**Dataset records**

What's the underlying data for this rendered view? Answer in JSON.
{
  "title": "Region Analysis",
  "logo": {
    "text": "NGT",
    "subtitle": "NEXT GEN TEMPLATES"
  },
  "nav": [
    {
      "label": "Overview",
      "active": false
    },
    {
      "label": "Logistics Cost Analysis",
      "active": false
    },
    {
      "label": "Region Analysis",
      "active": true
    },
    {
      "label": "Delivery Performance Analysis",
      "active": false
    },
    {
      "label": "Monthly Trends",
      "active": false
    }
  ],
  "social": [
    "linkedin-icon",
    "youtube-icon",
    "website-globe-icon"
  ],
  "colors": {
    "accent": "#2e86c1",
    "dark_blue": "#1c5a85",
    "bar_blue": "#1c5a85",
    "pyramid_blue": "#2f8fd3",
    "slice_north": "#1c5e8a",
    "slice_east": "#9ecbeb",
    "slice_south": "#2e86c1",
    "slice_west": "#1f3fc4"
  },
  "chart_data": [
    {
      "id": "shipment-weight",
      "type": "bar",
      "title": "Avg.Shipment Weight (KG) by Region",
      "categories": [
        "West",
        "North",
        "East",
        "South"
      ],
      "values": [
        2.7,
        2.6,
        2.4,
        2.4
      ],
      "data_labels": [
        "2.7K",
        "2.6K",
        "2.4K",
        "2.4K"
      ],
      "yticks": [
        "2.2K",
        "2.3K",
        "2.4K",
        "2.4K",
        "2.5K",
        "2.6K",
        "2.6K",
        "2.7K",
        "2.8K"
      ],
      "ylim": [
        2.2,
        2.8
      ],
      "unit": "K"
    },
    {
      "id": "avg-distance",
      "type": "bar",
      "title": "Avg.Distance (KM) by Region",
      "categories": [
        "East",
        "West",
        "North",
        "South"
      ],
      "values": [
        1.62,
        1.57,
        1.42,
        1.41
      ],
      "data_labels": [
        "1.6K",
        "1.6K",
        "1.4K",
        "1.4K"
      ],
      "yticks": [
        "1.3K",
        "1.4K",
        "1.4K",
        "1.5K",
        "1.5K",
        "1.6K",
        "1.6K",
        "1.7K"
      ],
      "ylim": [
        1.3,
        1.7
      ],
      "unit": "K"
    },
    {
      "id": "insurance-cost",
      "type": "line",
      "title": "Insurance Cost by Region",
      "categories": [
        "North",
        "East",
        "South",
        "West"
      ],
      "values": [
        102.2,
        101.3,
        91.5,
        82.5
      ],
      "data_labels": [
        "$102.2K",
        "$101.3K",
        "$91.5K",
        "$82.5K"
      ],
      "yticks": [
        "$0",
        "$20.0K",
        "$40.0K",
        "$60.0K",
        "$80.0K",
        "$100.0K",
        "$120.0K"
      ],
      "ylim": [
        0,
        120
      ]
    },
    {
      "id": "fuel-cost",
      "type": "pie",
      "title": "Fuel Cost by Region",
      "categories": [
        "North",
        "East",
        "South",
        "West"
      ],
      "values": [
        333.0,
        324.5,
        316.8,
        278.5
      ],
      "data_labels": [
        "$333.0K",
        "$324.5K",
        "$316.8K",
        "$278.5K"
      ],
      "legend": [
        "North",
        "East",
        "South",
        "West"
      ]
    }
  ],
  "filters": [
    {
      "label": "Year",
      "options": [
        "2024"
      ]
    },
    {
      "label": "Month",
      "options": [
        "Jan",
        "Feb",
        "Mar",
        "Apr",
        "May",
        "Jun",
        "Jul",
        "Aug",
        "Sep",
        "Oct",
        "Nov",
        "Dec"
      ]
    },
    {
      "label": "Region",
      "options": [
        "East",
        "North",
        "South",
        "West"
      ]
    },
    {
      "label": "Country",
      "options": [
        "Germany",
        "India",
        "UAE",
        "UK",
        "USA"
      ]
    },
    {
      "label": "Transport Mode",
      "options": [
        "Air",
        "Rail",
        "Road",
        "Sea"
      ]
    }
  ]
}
* * *
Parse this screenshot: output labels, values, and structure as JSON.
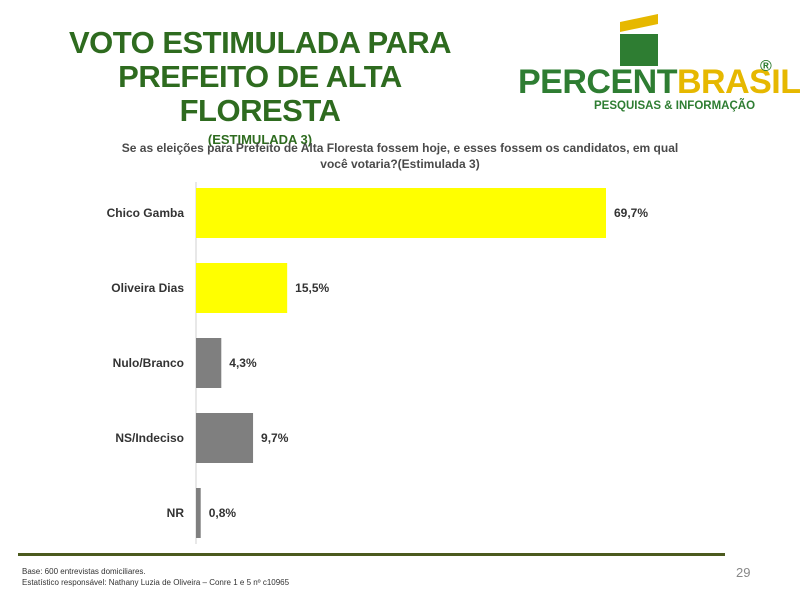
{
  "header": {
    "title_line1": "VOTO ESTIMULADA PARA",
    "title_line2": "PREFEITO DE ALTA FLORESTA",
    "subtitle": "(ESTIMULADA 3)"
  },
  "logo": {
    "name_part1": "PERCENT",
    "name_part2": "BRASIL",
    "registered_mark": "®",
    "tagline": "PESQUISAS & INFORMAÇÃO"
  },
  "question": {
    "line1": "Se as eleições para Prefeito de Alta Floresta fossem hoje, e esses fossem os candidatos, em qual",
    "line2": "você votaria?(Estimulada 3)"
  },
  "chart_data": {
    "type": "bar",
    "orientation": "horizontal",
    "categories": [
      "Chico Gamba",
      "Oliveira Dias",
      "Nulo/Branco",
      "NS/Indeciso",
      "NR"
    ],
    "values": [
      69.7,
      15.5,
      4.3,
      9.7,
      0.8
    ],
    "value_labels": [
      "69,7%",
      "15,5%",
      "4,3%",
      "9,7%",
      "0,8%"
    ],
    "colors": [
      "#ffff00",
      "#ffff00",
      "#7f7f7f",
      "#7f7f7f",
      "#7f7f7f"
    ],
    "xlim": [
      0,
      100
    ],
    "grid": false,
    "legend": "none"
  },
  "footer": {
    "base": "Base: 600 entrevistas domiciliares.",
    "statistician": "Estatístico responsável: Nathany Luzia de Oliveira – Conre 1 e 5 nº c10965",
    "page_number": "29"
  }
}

**Work to be completed**
For the data above, state how many lines contain "type"; the number is the whole answer.

**Final result**
5